**PROBLEM REQUIREMENTS**
In the entries, find all lines that hold the word "Date" and copy them.

**RECORDS TO USE**
* START *
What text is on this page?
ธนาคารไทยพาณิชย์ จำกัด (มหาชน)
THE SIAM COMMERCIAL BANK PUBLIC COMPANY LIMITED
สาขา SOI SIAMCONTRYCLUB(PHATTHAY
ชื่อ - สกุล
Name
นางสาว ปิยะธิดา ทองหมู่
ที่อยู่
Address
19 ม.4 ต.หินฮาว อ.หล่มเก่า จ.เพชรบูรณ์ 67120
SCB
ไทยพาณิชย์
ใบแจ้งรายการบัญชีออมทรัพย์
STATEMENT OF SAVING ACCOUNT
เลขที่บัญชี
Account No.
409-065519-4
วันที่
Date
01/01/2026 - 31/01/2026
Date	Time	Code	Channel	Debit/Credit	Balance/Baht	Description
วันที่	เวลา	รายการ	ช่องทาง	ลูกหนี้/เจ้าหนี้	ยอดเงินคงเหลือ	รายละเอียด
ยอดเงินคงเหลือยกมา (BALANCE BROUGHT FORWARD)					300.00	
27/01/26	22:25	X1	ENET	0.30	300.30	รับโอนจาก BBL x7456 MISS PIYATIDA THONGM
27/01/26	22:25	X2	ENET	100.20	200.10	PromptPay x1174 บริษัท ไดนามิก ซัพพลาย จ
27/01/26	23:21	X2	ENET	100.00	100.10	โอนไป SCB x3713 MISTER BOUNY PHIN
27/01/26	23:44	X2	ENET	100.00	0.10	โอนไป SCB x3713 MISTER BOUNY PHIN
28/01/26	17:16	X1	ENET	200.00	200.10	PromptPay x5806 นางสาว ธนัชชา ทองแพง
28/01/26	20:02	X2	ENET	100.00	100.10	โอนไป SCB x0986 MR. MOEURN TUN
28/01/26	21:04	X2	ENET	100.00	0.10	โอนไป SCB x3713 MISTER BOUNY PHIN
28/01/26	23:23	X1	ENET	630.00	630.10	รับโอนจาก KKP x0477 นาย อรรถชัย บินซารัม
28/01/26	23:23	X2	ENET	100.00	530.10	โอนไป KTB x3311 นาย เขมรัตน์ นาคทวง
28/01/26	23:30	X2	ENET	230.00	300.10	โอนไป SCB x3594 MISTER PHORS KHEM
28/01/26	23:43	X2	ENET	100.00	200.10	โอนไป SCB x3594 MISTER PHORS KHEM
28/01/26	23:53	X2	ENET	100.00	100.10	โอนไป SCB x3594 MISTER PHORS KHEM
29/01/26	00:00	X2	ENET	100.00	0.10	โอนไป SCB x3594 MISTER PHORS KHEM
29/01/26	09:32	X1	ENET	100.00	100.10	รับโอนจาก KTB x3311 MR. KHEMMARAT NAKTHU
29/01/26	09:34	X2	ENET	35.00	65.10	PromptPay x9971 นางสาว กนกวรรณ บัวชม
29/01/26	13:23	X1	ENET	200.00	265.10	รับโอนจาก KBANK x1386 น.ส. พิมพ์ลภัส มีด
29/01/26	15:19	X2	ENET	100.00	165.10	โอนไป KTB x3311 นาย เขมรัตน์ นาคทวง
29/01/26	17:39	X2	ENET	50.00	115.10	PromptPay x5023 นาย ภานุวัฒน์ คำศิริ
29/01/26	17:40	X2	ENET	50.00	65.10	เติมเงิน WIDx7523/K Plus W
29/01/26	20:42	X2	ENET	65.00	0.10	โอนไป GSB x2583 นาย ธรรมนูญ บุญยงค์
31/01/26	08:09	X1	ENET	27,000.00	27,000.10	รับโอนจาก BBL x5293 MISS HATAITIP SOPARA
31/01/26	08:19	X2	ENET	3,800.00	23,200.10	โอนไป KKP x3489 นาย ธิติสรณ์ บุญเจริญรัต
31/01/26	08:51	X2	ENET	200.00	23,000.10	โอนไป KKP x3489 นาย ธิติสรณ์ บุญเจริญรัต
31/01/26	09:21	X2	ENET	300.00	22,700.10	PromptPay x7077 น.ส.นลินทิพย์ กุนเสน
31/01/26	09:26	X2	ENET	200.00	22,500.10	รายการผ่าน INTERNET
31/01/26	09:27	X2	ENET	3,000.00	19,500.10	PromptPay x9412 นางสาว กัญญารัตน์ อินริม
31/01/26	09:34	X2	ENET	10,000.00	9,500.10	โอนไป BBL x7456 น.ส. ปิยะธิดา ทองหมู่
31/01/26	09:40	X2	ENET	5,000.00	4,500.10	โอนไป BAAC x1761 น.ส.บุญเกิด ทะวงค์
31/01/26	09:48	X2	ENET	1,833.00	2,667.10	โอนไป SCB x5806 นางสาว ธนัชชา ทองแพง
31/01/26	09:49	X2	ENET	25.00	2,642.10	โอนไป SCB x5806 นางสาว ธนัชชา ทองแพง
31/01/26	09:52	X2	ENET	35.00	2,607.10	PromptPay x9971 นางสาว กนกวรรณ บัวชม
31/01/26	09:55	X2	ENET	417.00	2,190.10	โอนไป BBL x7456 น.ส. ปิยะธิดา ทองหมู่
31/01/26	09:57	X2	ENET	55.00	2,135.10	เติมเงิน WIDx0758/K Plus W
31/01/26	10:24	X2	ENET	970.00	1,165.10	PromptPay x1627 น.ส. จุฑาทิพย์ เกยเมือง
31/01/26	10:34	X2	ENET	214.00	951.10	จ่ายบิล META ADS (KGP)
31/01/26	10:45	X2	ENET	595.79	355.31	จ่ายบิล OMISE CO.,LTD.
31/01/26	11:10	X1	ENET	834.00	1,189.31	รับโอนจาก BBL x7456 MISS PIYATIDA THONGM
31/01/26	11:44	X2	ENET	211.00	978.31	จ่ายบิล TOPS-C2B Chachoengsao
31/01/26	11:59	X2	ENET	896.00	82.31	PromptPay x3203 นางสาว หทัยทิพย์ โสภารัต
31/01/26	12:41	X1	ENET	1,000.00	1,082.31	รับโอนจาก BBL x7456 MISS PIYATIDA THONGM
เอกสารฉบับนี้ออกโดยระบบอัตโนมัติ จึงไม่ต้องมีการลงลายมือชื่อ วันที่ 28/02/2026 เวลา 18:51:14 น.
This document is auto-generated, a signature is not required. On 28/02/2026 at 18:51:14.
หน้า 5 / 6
* END *
**ANSWER FOR THIS EXERCISE**
Date
Date	Time	Code	Channel	Debit/Credit	Balance/Baht	Description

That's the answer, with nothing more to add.